# RECORDS SUPPLIED

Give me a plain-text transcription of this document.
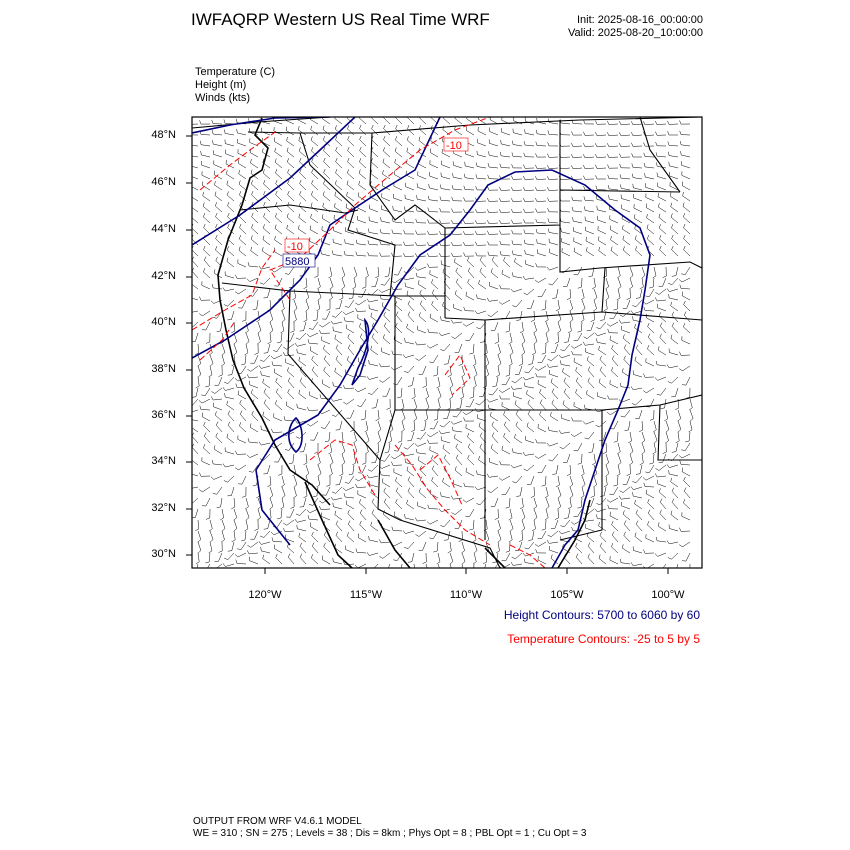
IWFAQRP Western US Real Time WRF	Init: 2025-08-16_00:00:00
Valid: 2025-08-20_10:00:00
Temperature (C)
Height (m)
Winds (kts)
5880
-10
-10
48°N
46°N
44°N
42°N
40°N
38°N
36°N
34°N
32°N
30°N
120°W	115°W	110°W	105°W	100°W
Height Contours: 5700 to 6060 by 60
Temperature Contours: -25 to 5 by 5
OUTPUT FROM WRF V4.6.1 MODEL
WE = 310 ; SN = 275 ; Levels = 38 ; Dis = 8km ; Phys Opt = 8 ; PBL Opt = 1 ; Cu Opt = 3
--
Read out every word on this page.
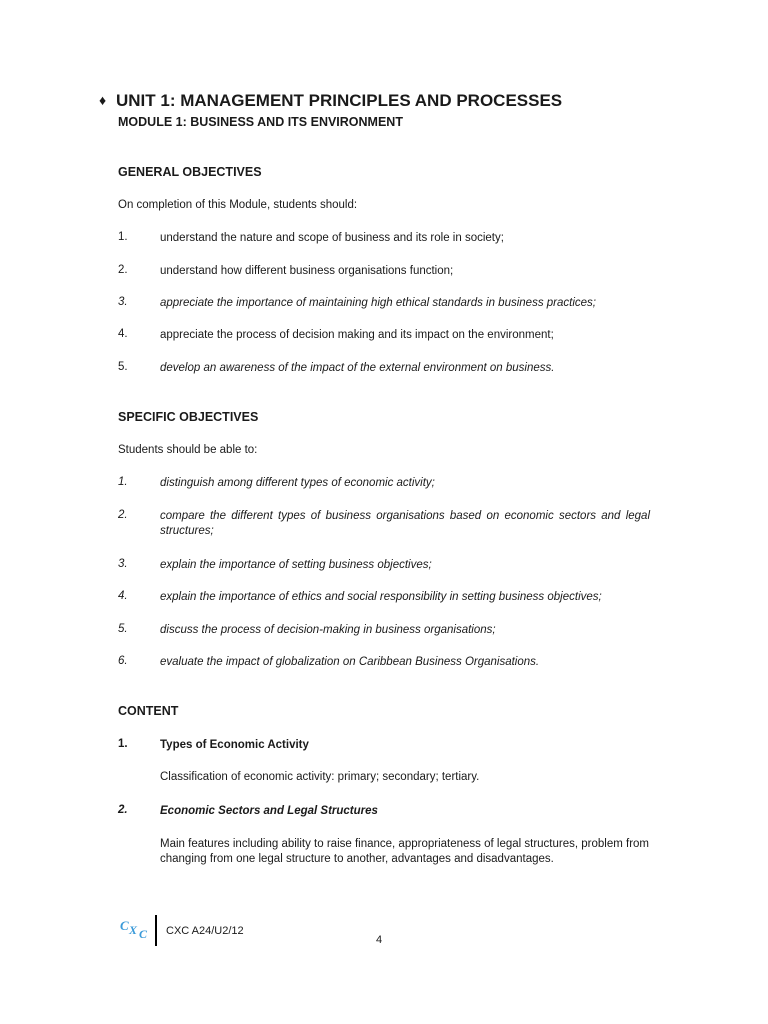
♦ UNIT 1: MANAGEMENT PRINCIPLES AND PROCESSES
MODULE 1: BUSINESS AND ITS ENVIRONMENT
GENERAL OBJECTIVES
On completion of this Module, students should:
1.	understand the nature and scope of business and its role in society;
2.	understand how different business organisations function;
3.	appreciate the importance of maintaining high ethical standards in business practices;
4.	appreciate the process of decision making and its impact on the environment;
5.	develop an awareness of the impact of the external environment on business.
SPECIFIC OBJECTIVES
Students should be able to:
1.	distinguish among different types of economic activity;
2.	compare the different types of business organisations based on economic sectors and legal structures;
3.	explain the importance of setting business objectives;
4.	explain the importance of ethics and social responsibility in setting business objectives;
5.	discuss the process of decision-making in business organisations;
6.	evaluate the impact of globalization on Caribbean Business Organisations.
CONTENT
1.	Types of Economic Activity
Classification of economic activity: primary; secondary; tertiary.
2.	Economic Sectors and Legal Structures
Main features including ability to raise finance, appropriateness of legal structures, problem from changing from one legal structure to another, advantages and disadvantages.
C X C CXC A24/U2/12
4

# DIRECTION
In the entries above, how many lines contain the word "Temperature"? Answer with the number only.

# TASK RESULT
2